▶ DATASET RECORDS
========

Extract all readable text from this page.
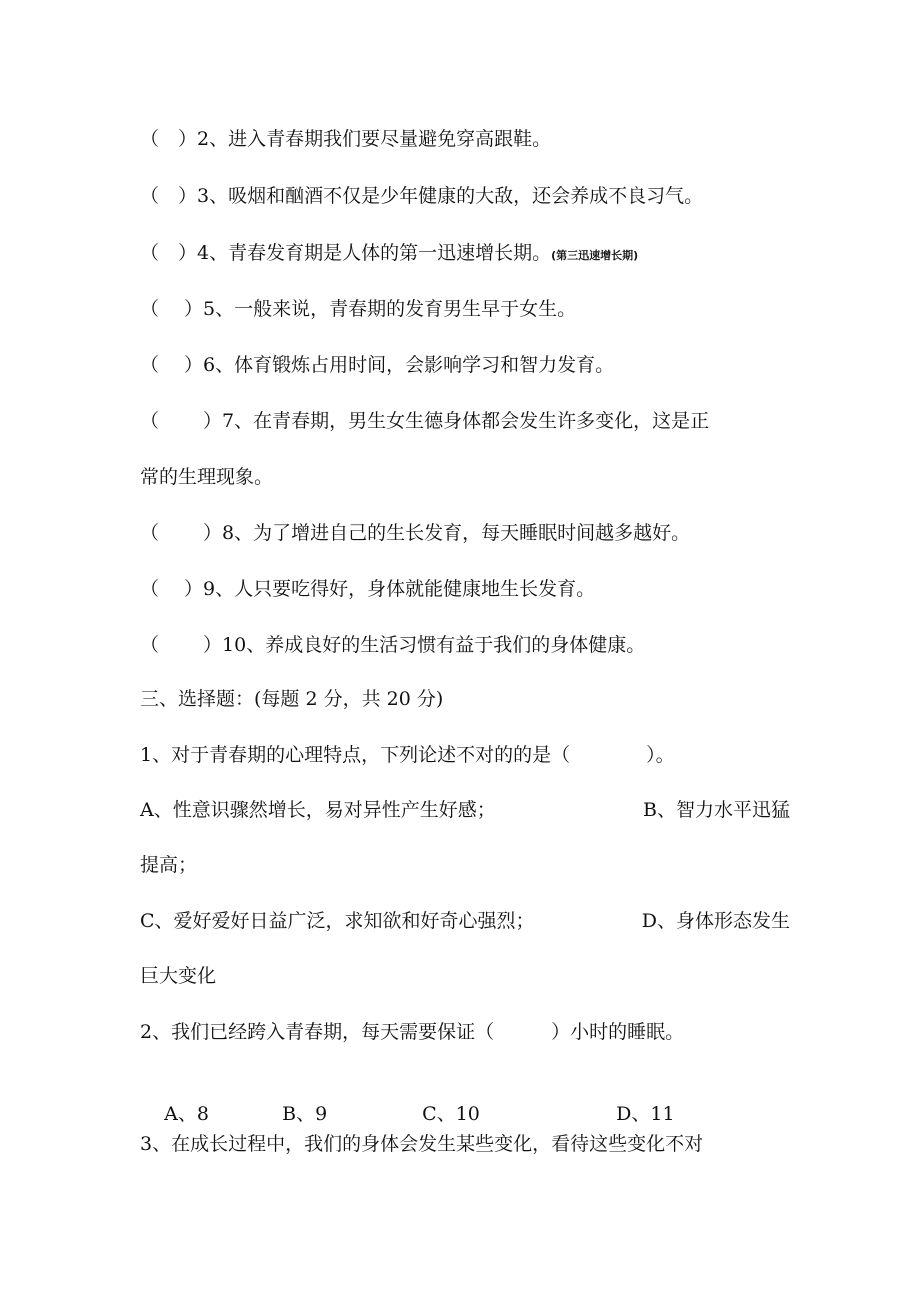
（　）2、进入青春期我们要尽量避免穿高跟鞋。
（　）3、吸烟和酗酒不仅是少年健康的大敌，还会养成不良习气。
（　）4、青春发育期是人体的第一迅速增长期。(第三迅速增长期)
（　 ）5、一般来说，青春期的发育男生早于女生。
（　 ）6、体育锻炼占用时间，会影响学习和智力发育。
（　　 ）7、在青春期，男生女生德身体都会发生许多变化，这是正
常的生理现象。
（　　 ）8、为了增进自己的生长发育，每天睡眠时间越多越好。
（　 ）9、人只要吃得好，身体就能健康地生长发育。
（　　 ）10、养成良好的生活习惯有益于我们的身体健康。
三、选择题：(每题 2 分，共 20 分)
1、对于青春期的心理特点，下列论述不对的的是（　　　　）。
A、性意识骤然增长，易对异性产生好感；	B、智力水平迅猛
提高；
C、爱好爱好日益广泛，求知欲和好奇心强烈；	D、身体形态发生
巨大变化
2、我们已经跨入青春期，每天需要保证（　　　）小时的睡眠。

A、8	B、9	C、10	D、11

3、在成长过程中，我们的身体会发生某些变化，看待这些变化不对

========

▶ TASK
Repeat the records word for word. Any picture in them should be left out.

▶ WRITTEN RESPONSE
Extract all readable text from this page.
（　）2、进入青春期我们要尽量避免穿高跟鞋。
（　）3、吸烟和酗酒不仅是少年健康的大敌，还会养成不良习气。
（　）4、青春发育期是人体的第一迅速增长期。(第三迅速增长期)
（　 ）5、一般来说，青春期的发育男生早于女生。
（　 ）6、体育锻炼占用时间，会影响学习和智力发育。
（　　 ）7、在青春期，男生女生德身体都会发生许多变化，这是正
常的生理现象。
（　　 ）8、为了增进自己的生长发育，每天睡眠时间越多越好。
（　 ）9、人只要吃得好，身体就能健康地生长发育。
（　　 ）10、养成良好的生活习惯有益于我们的身体健康。
三、选择题：(每题 2 分，共 20 分)
1、对于青春期的心理特点，下列论述不对的的是（　　　　）。
A、性意识骤然增长，易对异性产生好感；	B、智力水平迅猛
提高；
C、爱好爱好日益广泛，求知欲和好奇心强烈；	D、身体形态发生
巨大变化
2、我们已经跨入青春期，每天需要保证（　　　）小时的睡眠。

A、8	B、9	C、10	D、11

3、在成长过程中，我们的身体会发生某些变化，看待这些变化不对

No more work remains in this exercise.